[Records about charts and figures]

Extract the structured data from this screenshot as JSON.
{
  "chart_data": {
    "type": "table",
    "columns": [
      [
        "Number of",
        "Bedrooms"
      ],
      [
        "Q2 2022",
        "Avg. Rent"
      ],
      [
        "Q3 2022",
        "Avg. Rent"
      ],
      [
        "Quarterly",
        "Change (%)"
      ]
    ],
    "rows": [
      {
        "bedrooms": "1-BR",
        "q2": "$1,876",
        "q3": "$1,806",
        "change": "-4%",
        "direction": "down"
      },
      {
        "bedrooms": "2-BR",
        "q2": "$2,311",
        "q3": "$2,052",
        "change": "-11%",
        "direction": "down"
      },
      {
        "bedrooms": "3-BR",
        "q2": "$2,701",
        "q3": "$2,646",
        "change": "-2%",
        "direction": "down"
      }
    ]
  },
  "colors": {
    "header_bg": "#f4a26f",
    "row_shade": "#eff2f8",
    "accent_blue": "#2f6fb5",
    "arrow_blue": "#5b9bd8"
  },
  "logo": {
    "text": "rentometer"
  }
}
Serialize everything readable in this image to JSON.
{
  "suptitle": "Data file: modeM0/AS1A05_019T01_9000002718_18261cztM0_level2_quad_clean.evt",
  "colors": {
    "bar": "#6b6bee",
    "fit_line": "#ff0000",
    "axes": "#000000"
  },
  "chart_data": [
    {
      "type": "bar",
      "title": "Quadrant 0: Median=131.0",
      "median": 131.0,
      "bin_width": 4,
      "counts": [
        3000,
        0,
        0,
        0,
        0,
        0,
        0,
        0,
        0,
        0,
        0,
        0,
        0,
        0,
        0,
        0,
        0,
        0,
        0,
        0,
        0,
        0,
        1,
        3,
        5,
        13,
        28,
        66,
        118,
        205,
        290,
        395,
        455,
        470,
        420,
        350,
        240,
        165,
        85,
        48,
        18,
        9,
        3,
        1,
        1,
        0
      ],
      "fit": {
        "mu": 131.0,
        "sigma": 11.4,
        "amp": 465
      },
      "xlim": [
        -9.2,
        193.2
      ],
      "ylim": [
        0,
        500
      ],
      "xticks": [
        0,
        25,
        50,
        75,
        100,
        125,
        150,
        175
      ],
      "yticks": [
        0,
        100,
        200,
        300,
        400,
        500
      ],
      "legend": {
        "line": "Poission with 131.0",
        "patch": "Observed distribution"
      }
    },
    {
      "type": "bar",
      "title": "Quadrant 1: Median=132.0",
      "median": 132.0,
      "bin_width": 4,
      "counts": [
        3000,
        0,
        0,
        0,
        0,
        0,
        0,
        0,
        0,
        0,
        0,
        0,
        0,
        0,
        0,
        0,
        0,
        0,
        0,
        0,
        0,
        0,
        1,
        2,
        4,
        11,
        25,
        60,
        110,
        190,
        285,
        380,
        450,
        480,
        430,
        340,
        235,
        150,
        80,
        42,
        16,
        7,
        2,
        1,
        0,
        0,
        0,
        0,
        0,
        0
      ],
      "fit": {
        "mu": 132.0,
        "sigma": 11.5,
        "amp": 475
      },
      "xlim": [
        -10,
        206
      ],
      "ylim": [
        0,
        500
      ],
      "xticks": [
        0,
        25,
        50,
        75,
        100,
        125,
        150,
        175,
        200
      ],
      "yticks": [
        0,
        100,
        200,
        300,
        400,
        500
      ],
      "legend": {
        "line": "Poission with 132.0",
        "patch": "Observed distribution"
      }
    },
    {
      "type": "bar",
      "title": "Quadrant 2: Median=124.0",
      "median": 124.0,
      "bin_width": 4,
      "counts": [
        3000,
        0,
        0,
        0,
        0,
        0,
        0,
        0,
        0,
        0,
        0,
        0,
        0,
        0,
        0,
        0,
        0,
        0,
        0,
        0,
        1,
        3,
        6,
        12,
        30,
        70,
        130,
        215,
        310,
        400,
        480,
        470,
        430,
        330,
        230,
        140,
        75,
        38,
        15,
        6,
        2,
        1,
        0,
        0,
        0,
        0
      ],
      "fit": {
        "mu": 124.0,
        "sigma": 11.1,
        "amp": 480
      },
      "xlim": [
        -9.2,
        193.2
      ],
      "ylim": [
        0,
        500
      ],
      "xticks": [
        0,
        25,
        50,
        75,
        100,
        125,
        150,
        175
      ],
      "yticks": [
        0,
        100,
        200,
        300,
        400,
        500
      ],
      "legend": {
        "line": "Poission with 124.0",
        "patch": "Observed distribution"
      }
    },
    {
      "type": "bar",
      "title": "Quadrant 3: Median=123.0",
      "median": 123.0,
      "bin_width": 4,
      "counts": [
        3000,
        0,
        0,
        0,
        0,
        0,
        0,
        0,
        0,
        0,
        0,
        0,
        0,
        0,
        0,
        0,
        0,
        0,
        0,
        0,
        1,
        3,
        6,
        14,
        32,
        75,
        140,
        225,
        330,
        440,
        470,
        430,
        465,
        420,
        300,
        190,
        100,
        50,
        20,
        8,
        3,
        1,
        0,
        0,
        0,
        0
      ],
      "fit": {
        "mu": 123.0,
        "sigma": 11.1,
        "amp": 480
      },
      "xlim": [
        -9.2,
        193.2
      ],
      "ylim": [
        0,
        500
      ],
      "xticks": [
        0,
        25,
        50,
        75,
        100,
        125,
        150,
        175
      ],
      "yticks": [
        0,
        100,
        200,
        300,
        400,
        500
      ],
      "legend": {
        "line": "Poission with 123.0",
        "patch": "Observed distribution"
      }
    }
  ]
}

(WHAT TO PRODUCE): Transcribe the material above in its entirety. Match it exactly.

(REPLY TO THE TASK):
Extract the structured data from this screenshot as JSON.
{
  "chart_data": {
    "type": "table",
    "columns": [
      [
        "Number of",
        "Bedrooms"
      ],
      [
        "Q2 2022",
        "Avg. Rent"
      ],
      [
        "Q3 2022",
        "Avg. Rent"
      ],
      [
        "Quarterly",
        "Change (%)"
      ]
    ],
    "rows": [
      {
        "bedrooms": "1-BR",
        "q2": "$1,876",
        "q3": "$1,806",
        "change": "-4%",
        "direction": "down"
      },
      {
        "bedrooms": "2-BR",
        "q2": "$2,311",
        "q3": "$2,052",
        "change": "-11%",
        "direction": "down"
      },
      {
        "bedrooms": "3-BR",
        "q2": "$2,701",
        "q3": "$2,646",
        "change": "-2%",
        "direction": "down"
      }
    ]
  },
  "colors": {
    "header_bg": "#f4a26f",
    "row_shade": "#eff2f8",
    "accent_blue": "#2f6fb5",
    "arrow_blue": "#5b9bd8"
  },
  "logo": {
    "text": "rentometer"
  }
}
Serialize everything readable in this image to JSON.
{
  "suptitle": "Data file: modeM0/AS1A05_019T01_9000002718_18261cztM0_level2_quad_clean.evt",
  "colors": {
    "bar": "#6b6bee",
    "fit_line": "#ff0000",
    "axes": "#000000"
  },
  "chart_data": [
    {
      "type": "bar",
      "title": "Quadrant 0: Median=131.0",
      "median": 131.0,
      "bin_width": 4,
      "counts": [
        3000,
        0,
        0,
        0,
        0,
        0,
        0,
        0,
        0,
        0,
        0,
        0,
        0,
        0,
        0,
        0,
        0,
        0,
        0,
        0,
        0,
        0,
        1,
        3,
        5,
        13,
        28,
        66,
        118,
        205,
        290,
        395,
        455,
        470,
        420,
        350,
        240,
        165,
        85,
        48,
        18,
        9,
        3,
        1,
        1,
        0
      ],
      "fit": {
        "mu": 131.0,
        "sigma": 11.4,
        "amp": 465
      },
      "xlim": [
        -9.2,
        193.2
      ],
      "ylim": [
        0,
        500
      ],
      "xticks": [
        0,
        25,
        50,
        75,
        100,
        125,
        150,
        175
      ],
      "yticks": [
        0,
        100,
        200,
        300,
        400,
        500
      ],
      "legend": {
        "line": "Poission with 131.0",
        "patch": "Observed distribution"
      }
    },
    {
      "type": "bar",
      "title": "Quadrant 1: Median=132.0",
      "median": 132.0,
      "bin_width": 4,
      "counts": [
        3000,
        0,
        0,
        0,
        0,
        0,
        0,
        0,
        0,
        0,
        0,
        0,
        0,
        0,
        0,
        0,
        0,
        0,
        0,
        0,
        0,
        0,
        1,
        2,
        4,
        11,
        25,
        60,
        110,
        190,
        285,
        380,
        450,
        480,
        430,
        340,
        235,
        150,
        80,
        42,
        16,
        7,
        2,
        1,
        0,
        0,
        0,
        0,
        0,
        0
      ],
      "fit": {
        "mu": 132.0,
        "sigma": 11.5,
        "amp": 475
      },
      "xlim": [
        -10,
        206
      ],
      "ylim": [
        0,
        500
      ],
      "xticks": [
        0,
        25,
        50,
        75,
        100,
        125,
        150,
        175,
        200
      ],
      "yticks": [
        0,
        100,
        200,
        300,
        400,
        500
      ],
      "legend": {
        "line": "Poission with 132.0",
        "patch": "Observed distribution"
      }
    },
    {
      "type": "bar",
      "title": "Quadrant 2: Median=124.0",
      "median": 124.0,
      "bin_width": 4,
      "counts": [
        3000,
        0,
        0,
        0,
        0,
        0,
        0,
        0,
        0,
        0,
        0,
        0,
        0,
        0,
        0,
        0,
        0,
        0,
        0,
        0,
        1,
        3,
        6,
        12,
        30,
        70,
        130,
        215,
        310,
        400,
        480,
        470,
        430,
        330,
        230,
        140,
        75,
        38,
        15,
        6,
        2,
        1,
        0,
        0,
        0,
        0
      ],
      "fit": {
        "mu": 124.0,
        "sigma": 11.1,
        "amp": 480
      },
      "xlim": [
        -9.2,
        193.2
      ],
      "ylim": [
        0,
        500
      ],
      "xticks": [
        0,
        25,
        50,
        75,
        100,
        125,
        150,
        175
      ],
      "yticks": [
        0,
        100,
        200,
        300,
        400,
        500
      ],
      "legend": {
        "line": "Poission with 124.0",
        "patch": "Observed distribution"
      }
    },
    {
      "type": "bar",
      "title": "Quadrant 3: Median=123.0",
      "median": 123.0,
      "bin_width": 4,
      "counts": [
        3000,
        0,
        0,
        0,
        0,
        0,
        0,
        0,
        0,
        0,
        0,
        0,
        0,
        0,
        0,
        0,
        0,
        0,
        0,
        0,
        1,
        3,
        6,
        14,
        32,
        75,
        140,
        225,
        330,
        440,
        470,
        430,
        465,
        420,
        300,
        190,
        100,
        50,
        20,
        8,
        3,
        1,
        0,
        0,
        0,
        0
      ],
      "fit": {
        "mu": 123.0,
        "sigma": 11.1,
        "amp": 480
      },
      "xlim": [
        -9.2,
        193.2
      ],
      "ylim": [
        0,
        500
      ],
      "xticks": [
        0,
        25,
        50,
        75,
        100,
        125,
        150,
        175
      ],
      "yticks": [
        0,
        100,
        200,
        300,
        400,
        500
      ],
      "legend": {
        "line": "Poission with 123.0",
        "patch": "Observed distribution"
      }
    }
  ]
}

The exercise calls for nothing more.